Entries:
## Begin
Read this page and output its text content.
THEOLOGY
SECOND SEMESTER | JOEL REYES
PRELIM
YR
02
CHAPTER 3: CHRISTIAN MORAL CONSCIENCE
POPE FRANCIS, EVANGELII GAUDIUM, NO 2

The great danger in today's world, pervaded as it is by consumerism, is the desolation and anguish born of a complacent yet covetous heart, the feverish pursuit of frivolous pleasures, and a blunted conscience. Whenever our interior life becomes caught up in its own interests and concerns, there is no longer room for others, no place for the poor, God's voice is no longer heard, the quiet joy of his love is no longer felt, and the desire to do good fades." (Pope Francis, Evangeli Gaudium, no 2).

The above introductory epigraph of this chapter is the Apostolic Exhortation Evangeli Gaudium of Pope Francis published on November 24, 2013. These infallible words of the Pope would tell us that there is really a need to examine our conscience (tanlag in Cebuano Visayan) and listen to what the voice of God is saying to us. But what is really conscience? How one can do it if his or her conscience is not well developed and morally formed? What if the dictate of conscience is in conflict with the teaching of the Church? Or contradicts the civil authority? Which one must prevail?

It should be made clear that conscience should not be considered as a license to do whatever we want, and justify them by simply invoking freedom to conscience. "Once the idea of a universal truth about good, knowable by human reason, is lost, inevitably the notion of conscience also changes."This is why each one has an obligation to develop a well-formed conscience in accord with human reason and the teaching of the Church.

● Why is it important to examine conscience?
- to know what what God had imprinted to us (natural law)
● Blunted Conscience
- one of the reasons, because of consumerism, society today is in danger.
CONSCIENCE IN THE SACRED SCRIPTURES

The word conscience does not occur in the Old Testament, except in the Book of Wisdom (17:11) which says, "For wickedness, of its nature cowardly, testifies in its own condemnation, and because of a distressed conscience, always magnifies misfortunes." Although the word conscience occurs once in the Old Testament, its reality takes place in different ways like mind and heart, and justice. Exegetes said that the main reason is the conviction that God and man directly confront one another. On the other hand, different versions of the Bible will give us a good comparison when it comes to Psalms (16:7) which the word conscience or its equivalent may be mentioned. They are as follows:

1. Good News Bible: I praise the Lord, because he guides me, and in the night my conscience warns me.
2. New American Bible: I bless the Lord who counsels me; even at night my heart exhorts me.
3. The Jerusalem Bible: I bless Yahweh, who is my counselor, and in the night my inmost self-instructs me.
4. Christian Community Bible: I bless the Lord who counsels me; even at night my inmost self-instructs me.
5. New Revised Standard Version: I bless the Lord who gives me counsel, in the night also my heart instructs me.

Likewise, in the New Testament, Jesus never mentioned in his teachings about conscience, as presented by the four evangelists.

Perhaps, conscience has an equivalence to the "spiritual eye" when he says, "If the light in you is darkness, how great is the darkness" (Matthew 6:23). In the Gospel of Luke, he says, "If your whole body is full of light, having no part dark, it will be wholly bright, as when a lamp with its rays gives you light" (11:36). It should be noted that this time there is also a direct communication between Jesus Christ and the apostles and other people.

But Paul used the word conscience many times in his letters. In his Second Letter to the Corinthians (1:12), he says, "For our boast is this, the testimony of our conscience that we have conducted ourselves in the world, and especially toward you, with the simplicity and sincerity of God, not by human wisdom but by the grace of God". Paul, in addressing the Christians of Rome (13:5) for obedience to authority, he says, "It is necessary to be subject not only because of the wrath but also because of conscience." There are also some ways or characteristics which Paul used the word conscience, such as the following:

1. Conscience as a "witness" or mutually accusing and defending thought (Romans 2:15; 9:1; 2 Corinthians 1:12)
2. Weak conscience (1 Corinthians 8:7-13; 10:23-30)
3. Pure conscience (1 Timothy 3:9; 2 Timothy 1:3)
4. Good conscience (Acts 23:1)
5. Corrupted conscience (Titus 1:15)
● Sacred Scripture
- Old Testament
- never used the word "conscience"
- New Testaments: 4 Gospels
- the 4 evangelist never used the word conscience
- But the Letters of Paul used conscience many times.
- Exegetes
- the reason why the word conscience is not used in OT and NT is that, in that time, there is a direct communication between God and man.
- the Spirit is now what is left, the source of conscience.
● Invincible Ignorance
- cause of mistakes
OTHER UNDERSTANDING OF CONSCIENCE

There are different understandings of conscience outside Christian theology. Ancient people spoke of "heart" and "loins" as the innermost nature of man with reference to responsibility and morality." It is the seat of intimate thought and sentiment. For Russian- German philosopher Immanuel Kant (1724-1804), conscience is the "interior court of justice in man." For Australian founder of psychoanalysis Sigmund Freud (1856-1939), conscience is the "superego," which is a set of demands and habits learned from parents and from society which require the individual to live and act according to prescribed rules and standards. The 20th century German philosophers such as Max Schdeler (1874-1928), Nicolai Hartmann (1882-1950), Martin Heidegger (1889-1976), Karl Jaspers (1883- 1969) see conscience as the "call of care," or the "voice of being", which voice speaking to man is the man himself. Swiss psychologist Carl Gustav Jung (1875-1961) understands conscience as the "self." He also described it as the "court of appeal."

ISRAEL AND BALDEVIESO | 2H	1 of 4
## End
Problem:
Check every line for "night" and show the ones that have it.

Task answer:
1. Good News Bible: I praise the Lord, because he guides me, and in the night my conscience warns me.
2. New American Bible: I bless the Lord who counsels me; even at night my heart exhorts me.
3. The Jerusalem Bible: I bless Yahweh, who is my counselor, and in the night my inmost self-instructs me.
4. Christian Community Bible: I bless the Lord who counsels me; even at night my inmost self-instructs me.
5. New Revised Standard Version: I bless the Lord who gives me counsel, in the night also my heart instructs me.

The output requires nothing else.